= BRIEF =
Pick out all lines in the listing holding the string "document" and copy them.

= SUPPLIED MATERIAL =
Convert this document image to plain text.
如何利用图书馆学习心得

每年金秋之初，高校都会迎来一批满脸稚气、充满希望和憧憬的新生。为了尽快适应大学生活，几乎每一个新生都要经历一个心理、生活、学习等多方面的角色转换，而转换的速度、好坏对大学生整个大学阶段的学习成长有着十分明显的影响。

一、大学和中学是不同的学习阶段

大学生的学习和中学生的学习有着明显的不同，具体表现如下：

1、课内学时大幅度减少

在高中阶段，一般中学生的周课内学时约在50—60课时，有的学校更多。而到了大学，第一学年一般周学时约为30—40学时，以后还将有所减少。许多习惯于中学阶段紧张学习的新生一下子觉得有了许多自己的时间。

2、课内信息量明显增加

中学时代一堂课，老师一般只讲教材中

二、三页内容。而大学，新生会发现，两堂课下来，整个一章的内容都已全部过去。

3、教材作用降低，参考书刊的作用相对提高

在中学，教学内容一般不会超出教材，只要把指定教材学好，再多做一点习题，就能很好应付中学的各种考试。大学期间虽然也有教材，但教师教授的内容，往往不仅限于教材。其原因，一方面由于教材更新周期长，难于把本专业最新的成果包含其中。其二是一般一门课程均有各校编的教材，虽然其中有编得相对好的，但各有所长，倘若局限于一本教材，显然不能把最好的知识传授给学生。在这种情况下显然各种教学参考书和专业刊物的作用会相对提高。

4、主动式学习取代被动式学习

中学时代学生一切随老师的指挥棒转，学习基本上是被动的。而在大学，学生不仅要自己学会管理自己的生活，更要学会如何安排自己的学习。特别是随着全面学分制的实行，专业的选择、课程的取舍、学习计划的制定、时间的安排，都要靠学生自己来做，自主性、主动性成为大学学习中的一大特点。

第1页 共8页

==

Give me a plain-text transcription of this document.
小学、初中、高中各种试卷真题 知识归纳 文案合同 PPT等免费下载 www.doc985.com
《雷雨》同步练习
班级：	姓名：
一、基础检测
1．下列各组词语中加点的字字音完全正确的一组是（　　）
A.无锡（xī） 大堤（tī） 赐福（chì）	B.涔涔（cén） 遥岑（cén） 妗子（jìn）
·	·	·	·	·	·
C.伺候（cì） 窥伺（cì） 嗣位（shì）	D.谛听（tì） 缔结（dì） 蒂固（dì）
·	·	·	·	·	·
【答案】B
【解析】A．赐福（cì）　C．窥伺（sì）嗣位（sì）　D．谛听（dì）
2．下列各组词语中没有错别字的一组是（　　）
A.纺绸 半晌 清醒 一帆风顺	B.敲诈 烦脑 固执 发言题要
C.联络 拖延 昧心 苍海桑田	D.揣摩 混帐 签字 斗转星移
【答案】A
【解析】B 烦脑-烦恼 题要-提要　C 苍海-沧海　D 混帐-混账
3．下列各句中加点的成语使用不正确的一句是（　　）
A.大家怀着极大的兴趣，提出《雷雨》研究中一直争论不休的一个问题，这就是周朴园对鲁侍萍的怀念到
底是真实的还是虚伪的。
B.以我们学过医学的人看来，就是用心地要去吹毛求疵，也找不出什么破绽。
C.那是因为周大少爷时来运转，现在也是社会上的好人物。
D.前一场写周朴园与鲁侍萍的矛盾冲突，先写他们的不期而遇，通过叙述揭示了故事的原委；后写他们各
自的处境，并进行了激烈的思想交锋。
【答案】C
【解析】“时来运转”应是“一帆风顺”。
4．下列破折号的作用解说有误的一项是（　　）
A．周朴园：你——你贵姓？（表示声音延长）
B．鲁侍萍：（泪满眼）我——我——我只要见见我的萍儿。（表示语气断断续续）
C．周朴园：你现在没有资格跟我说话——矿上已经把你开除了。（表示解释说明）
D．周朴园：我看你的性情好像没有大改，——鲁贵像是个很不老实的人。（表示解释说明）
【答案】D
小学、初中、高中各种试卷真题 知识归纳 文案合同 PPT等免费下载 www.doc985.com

= PROBLEM SOLUTION =
Convert this document image to plain text.
Give me a plain-text transcription of this document.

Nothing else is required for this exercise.